Recorded information:
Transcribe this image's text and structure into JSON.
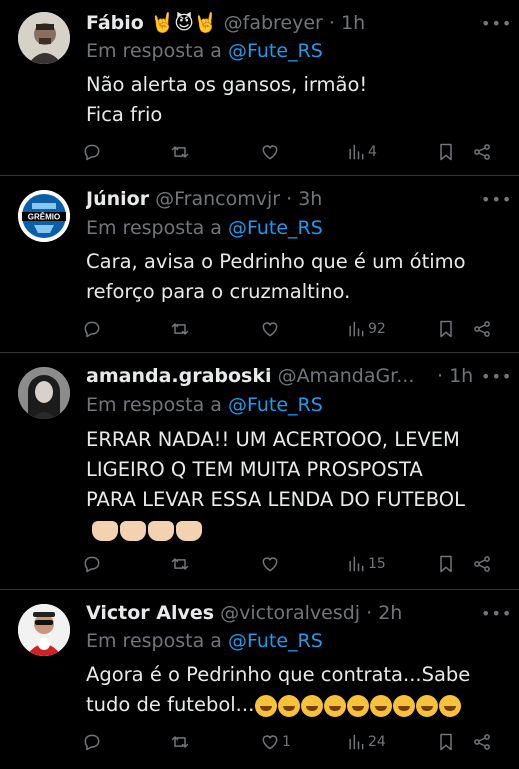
{
  "tweets": [
    {
      "name": "Fábio 🤘😈🤘",
      "handle": "@fabreyer",
      "time": "1h",
      "reply_prefix": "Em resposta a",
      "reply_to": "@Fute_RS",
      "lines": [
        "Não alerta os gansos, irmão!",
        "Fica frio"
      ],
      "replies": "",
      "retweets": "",
      "likes": "",
      "views": "4"
    },
    {
      "name": "Júnior",
      "handle": "@Francomvjr",
      "time": "3h",
      "reply_prefix": "Em resposta a",
      "reply_to": "@Fute_RS",
      "lines": [
        "Cara, avisa o Pedrinho que é um ótimo",
        "reforço para o cruzmaltino."
      ],
      "replies": "",
      "retweets": "",
      "likes": "",
      "views": "92",
      "avatar_text": "GRÊMIO"
    },
    {
      "name": "amanda.graboski",
      "handle": "@AmandaGr...",
      "time": "1h",
      "reply_prefix": "Em resposta a",
      "reply_to": "@Fute_RS",
      "lines": [
        "ERRAR NADA!! UM ACERTOOO, LEVEM",
        "LIGEIRO Q TEM MUITA PROSPOSTA",
        "PARA LEVAR ESSA LENDA DO FUTEBOL"
      ],
      "emoji_line": "🙌🏻🙌🏻🙌🏻🙌🏻",
      "replies": "",
      "retweets": "",
      "likes": "",
      "views": "15"
    },
    {
      "name": "Victor Alves",
      "handle": "@victoralvesdj",
      "time": "2h",
      "reply_prefix": "Em resposta a",
      "reply_to": "@Fute_RS",
      "lines": [
        "Agora é o Pedrinho que contrata...Sabe",
        "tudo de futebol..."
      ],
      "emoji_line": "🤣🤣🤣🤣🤣🤣🤣🤣🤣",
      "replies": "",
      "retweets": "",
      "likes": "1",
      "views": "24"
    }
  ],
  "icons": {
    "reply": "reply-icon",
    "retweet": "retweet-icon",
    "like": "heart-icon",
    "views": "views-icon",
    "bookmark": "bookmark-icon",
    "share": "share-icon",
    "more": "more-icon"
  },
  "colors": {
    "background": "#000000",
    "text": "#e7e9ea",
    "muted": "#71767b",
    "link": "#1d9bf0",
    "divider": "#2f3336"
  }
}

Stated exercise: Leave out the pictures and transcribe everything else exactly.

Result below:
Transcribe this image's text and structure into JSON.
{
  "tweets": [
    {
      "name": "Fábio 🤘😈🤘",
      "handle": "@fabreyer",
      "time": "1h",
      "reply_prefix": "Em resposta a",
      "reply_to": "@Fute_RS",
      "lines": [
        "Não alerta os gansos, irmão!",
        "Fica frio"
      ],
      "replies": "",
      "retweets": "",
      "likes": "",
      "views": "4"
    },
    {
      "name": "Júnior",
      "handle": "@Francomvjr",
      "time": "3h",
      "reply_prefix": "Em resposta a",
      "reply_to": "@Fute_RS",
      "lines": [
        "Cara, avisa o Pedrinho que é um ótimo",
        "reforço para o cruzmaltino."
      ],
      "replies": "",
      "retweets": "",
      "likes": "",
      "views": "92",
      "avatar_text": "GRÊMIO"
    },
    {
      "name": "amanda.graboski",
      "handle": "@AmandaGr...",
      "time": "1h",
      "reply_prefix": "Em resposta a",
      "reply_to": "@Fute_RS",
      "lines": [
        "ERRAR NADA!! UM ACERTOOO, LEVEM",
        "LIGEIRO Q TEM MUITA PROSPOSTA",
        "PARA LEVAR ESSA LENDA DO FUTEBOL"
      ],
      "emoji_line": "🙌🏻🙌🏻🙌🏻🙌🏻",
      "replies": "",
      "retweets": "",
      "likes": "",
      "views": "15"
    },
    {
      "name": "Victor Alves",
      "handle": "@victoralvesdj",
      "time": "2h",
      "reply_prefix": "Em resposta a",
      "reply_to": "@Fute_RS",
      "lines": [
        "Agora é o Pedrinho que contrata...Sabe",
        "tudo de futebol..."
      ],
      "emoji_line": "🤣🤣🤣🤣🤣🤣🤣🤣🤣",
      "replies": "",
      "retweets": "",
      "likes": "1",
      "views": "24"
    }
  ],
  "icons": {
    "reply": "reply-icon",
    "retweet": "retweet-icon",
    "like": "heart-icon",
    "views": "views-icon",
    "bookmark": "bookmark-icon",
    "share": "share-icon",
    "more": "more-icon"
  },
  "colors": {
    "background": "#000000",
    "text": "#e7e9ea",
    "muted": "#71767b",
    "link": "#1d9bf0",
    "divider": "#2f3336"
  }
}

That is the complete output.